- Task to complete:
Reproduce all the lines below exactly and omit the images.

- Supplied material:
______
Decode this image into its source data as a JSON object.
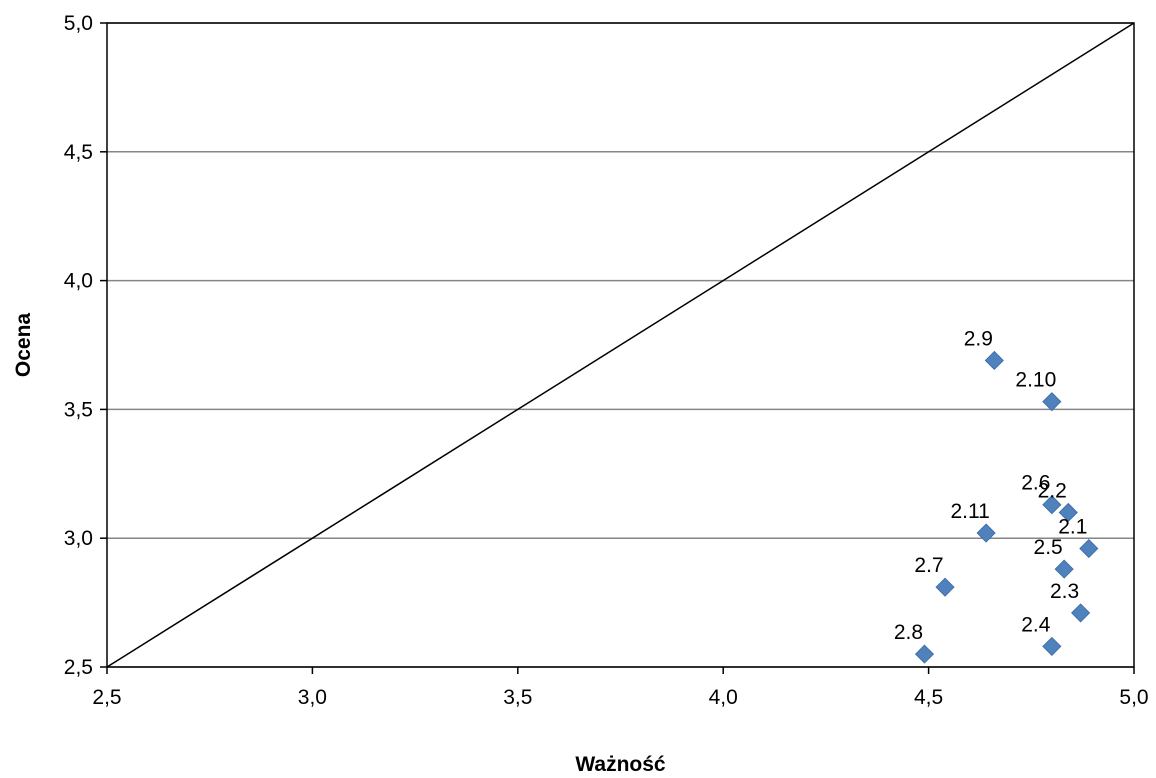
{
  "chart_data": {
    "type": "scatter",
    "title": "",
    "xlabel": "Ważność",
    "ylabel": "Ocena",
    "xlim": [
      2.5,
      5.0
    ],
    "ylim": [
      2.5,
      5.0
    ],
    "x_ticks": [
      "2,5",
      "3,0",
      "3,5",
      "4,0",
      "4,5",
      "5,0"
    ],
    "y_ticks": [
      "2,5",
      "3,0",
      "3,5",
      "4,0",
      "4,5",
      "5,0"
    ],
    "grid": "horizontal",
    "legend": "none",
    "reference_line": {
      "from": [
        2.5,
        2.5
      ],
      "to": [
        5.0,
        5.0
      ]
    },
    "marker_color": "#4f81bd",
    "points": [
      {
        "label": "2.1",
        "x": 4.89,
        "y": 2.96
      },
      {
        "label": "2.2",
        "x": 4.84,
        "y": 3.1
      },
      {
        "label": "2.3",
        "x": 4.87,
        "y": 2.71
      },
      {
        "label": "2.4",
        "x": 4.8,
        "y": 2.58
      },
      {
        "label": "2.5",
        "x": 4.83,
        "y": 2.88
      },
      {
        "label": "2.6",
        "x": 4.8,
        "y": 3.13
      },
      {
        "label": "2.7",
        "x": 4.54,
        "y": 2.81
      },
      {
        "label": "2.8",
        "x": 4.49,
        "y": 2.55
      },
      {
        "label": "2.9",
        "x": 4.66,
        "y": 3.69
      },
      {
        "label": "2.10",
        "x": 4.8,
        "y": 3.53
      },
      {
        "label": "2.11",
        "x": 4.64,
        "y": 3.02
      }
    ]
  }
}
______
- Exercise result:
Decode this image into its source data as a JSON object.
{
  "chart_data": {
    "type": "scatter",
    "title": "",
    "xlabel": "Ważność",
    "ylabel": "Ocena",
    "xlim": [
      2.5,
      5.0
    ],
    "ylim": [
      2.5,
      5.0
    ],
    "x_ticks": [
      "2,5",
      "3,0",
      "3,5",
      "4,0",
      "4,5",
      "5,0"
    ],
    "y_ticks": [
      "2,5",
      "3,0",
      "3,5",
      "4,0",
      "4,5",
      "5,0"
    ],
    "grid": "horizontal",
    "legend": "none",
    "reference_line": {
      "from": [
        2.5,
        2.5
      ],
      "to": [
        5.0,
        5.0
      ]
    },
    "marker_color": "#4f81bd",
    "points": [
      {
        "label": "2.1",
        "x": 4.89,
        "y": 2.96
      },
      {
        "label": "2.2",
        "x": 4.84,
        "y": 3.1
      },
      {
        "label": "2.3",
        "x": 4.87,
        "y": 2.71
      },
      {
        "label": "2.4",
        "x": 4.8,
        "y": 2.58
      },
      {
        "label": "2.5",
        "x": 4.83,
        "y": 2.88
      },
      {
        "label": "2.6",
        "x": 4.8,
        "y": 3.13
      },
      {
        "label": "2.7",
        "x": 4.54,
        "y": 2.81
      },
      {
        "label": "2.8",
        "x": 4.49,
        "y": 2.55
      },
      {
        "label": "2.9",
        "x": 4.66,
        "y": 3.69
      },
      {
        "label": "2.10",
        "x": 4.8,
        "y": 3.53
      },
      {
        "label": "2.11",
        "x": 4.64,
        "y": 3.02
      }
    ]
  }
}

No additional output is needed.